*YOUR GOAL*: Collect all lines below with the string "xlabel".
═════ PROVIDED RECORDS ═════
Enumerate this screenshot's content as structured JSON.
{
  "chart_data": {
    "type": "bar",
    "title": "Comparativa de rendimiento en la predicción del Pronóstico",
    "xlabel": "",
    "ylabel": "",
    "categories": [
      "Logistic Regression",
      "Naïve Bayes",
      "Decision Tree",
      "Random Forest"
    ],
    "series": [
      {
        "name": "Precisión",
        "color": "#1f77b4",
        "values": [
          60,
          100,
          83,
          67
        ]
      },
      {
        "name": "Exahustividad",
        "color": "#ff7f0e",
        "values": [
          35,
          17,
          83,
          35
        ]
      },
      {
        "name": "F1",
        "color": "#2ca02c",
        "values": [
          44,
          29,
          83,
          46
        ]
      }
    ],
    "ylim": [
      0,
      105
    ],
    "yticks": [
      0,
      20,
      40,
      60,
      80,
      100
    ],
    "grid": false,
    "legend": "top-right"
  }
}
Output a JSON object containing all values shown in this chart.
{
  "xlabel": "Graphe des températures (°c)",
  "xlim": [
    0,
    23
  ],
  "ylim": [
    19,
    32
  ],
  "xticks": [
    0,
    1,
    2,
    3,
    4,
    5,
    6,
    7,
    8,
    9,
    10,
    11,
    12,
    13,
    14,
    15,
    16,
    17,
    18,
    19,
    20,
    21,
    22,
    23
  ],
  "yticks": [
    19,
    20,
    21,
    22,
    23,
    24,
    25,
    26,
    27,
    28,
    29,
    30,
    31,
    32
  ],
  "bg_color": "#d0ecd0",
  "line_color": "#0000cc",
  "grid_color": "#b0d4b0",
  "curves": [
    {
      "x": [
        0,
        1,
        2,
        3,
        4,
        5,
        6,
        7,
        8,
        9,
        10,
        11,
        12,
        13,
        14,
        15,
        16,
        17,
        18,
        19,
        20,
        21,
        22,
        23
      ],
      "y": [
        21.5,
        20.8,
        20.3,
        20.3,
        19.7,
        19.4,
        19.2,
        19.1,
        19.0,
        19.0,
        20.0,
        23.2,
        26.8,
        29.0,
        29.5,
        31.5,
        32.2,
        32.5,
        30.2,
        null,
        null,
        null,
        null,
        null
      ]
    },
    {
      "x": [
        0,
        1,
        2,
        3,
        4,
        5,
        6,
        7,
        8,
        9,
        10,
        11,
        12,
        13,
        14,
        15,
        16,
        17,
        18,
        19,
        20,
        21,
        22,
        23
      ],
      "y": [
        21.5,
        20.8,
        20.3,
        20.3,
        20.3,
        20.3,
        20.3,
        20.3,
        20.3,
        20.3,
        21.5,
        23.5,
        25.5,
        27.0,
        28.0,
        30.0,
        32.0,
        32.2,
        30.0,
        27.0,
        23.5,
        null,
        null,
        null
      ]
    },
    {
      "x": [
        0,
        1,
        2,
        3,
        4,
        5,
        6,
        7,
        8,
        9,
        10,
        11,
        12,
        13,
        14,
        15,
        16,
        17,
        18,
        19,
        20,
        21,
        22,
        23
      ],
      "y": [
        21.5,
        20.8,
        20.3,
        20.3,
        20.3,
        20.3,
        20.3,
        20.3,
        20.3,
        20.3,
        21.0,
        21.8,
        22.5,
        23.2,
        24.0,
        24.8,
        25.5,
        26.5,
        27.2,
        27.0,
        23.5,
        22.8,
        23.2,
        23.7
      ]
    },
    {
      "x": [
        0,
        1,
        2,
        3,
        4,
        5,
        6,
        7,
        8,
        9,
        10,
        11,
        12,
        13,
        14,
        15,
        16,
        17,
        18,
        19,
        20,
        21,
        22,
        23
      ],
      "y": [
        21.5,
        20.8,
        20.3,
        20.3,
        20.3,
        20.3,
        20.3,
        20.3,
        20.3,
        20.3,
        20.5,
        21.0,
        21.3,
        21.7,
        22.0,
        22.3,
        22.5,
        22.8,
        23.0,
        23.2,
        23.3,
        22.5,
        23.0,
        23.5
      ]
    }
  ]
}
═════
*SOLUTION TO THIS EXERCISE*:
    "xlabel": "",
  "xlabel": "Graphe des températures (°c)",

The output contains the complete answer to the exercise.